*What you will do*
Scan the data beneath this task and copy each line that includes "ylabel".

*Working data*

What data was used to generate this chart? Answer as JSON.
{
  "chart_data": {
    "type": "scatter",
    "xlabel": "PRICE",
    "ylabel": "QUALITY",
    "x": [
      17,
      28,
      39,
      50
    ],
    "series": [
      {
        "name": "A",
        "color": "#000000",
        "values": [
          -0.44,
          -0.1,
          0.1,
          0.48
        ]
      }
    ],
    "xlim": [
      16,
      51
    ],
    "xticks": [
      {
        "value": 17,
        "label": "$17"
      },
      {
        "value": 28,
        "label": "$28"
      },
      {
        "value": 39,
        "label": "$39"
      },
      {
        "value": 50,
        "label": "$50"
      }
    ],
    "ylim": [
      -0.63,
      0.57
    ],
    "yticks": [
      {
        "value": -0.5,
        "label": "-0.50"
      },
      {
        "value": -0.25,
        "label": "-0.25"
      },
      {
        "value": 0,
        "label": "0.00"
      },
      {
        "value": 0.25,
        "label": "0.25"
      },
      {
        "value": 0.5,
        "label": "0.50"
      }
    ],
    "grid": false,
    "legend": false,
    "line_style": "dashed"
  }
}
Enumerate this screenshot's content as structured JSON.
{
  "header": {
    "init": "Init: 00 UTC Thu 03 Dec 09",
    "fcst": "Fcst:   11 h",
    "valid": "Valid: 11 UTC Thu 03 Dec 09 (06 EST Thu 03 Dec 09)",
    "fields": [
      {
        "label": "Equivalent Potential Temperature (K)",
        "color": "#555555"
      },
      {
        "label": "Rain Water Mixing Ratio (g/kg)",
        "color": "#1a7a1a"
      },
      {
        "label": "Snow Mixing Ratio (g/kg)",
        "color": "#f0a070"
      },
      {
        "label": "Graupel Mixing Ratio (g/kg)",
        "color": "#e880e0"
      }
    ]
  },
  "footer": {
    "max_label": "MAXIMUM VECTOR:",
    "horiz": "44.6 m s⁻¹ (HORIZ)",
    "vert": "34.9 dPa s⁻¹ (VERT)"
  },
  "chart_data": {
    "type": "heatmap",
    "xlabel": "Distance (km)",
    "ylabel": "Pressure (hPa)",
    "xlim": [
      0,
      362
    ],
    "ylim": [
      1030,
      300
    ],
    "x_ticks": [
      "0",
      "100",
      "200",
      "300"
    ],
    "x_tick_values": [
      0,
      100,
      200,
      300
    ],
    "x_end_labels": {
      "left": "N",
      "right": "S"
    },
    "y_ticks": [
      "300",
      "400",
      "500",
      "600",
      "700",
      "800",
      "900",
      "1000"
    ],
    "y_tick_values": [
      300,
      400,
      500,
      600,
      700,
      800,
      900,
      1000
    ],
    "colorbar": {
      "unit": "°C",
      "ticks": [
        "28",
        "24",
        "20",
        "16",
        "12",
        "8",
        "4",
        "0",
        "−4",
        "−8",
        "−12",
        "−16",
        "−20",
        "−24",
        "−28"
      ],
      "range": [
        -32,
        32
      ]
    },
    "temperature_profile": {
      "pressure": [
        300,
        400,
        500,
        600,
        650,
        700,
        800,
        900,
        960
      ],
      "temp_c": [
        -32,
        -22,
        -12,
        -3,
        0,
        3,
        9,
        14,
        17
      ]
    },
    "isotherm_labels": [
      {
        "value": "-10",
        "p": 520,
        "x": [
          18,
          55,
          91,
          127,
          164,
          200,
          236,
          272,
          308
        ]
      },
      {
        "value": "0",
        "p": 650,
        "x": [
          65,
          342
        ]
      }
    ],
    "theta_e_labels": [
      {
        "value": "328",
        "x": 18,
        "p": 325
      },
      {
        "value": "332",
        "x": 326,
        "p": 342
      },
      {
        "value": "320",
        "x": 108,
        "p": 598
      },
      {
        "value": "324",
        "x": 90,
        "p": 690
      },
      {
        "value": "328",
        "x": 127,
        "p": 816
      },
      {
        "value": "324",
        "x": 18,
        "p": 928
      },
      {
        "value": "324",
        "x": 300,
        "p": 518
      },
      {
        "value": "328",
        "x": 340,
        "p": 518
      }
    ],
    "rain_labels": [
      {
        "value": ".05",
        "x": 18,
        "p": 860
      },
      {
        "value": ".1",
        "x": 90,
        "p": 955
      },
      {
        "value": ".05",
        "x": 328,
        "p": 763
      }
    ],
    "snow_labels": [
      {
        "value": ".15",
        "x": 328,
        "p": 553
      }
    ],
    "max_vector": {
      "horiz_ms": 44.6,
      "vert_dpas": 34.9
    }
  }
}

*Reply to the task*
    "ylabel": "QUALITY",
    "ylabel": "Pressure (hPa)",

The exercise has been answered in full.